Exercise input:
►

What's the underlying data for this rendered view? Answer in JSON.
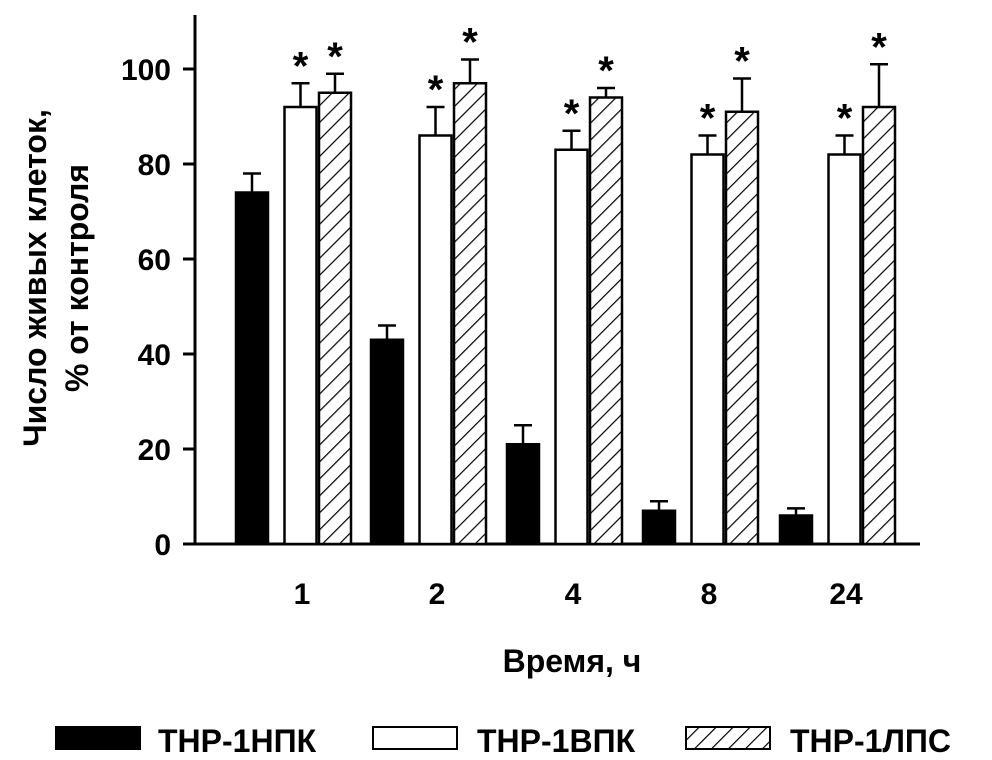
{
  "chart_data": {
    "type": "bar",
    "categories": [
      "1",
      "2",
      "4",
      "8",
      "24"
    ],
    "series": [
      {
        "name": "THP-1НПК",
        "pattern": "solid-black",
        "values": [
          74,
          43,
          21,
          7,
          6
        ],
        "errors": [
          4,
          3,
          4,
          2,
          1.5
        ],
        "significant": [
          false,
          false,
          false,
          false,
          false
        ]
      },
      {
        "name": "THP-1ВПК",
        "pattern": "white",
        "values": [
          92,
          86,
          83,
          82,
          82
        ],
        "errors": [
          5,
          6,
          4,
          4,
          4
        ],
        "significant": [
          true,
          true,
          true,
          true,
          true
        ]
      },
      {
        "name": "THP-1ЛПС",
        "pattern": "diagonal-hatch",
        "values": [
          95,
          97,
          94,
          91,
          92
        ],
        "errors": [
          4,
          5,
          2,
          7,
          9
        ],
        "significant": [
          true,
          true,
          true,
          true,
          true
        ]
      }
    ],
    "significance_marker": "*",
    "xlabel": "Время, ч",
    "ylabel_line1": "Число живых клеток,",
    "ylabel_line2": "% от контроля",
    "ylim": [
      0,
      110
    ],
    "yticks": [
      "0",
      "20",
      "40",
      "60",
      "80",
      "100"
    ],
    "legend_position": "bottom",
    "grid": false,
    "colors": {
      "axis": "#000000",
      "solid": "#000000",
      "white": "#ffffff"
    }
  }
}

◄

What to do: Take the records above and transcribe them exactly, dropping every picture.

Result for this exercise:
What's the underlying data for this rendered view? Answer in JSON.
{
  "chart_data": {
    "type": "bar",
    "categories": [
      "1",
      "2",
      "4",
      "8",
      "24"
    ],
    "series": [
      {
        "name": "THP-1НПК",
        "pattern": "solid-black",
        "values": [
          74,
          43,
          21,
          7,
          6
        ],
        "errors": [
          4,
          3,
          4,
          2,
          1.5
        ],
        "significant": [
          false,
          false,
          false,
          false,
          false
        ]
      },
      {
        "name": "THP-1ВПК",
        "pattern": "white",
        "values": [
          92,
          86,
          83,
          82,
          82
        ],
        "errors": [
          5,
          6,
          4,
          4,
          4
        ],
        "significant": [
          true,
          true,
          true,
          true,
          true
        ]
      },
      {
        "name": "THP-1ЛПС",
        "pattern": "diagonal-hatch",
        "values": [
          95,
          97,
          94,
          91,
          92
        ],
        "errors": [
          4,
          5,
          2,
          7,
          9
        ],
        "significant": [
          true,
          true,
          true,
          true,
          true
        ]
      }
    ],
    "significance_marker": "*",
    "xlabel": "Время, ч",
    "ylabel_line1": "Число живых клеток,",
    "ylabel_line2": "% от контроля",
    "ylim": [
      0,
      110
    ],
    "yticks": [
      "0",
      "20",
      "40",
      "60",
      "80",
      "100"
    ],
    "legend_position": "bottom",
    "grid": false,
    "colors": {
      "axis": "#000000",
      "solid": "#000000",
      "white": "#ffffff"
    }
  }
}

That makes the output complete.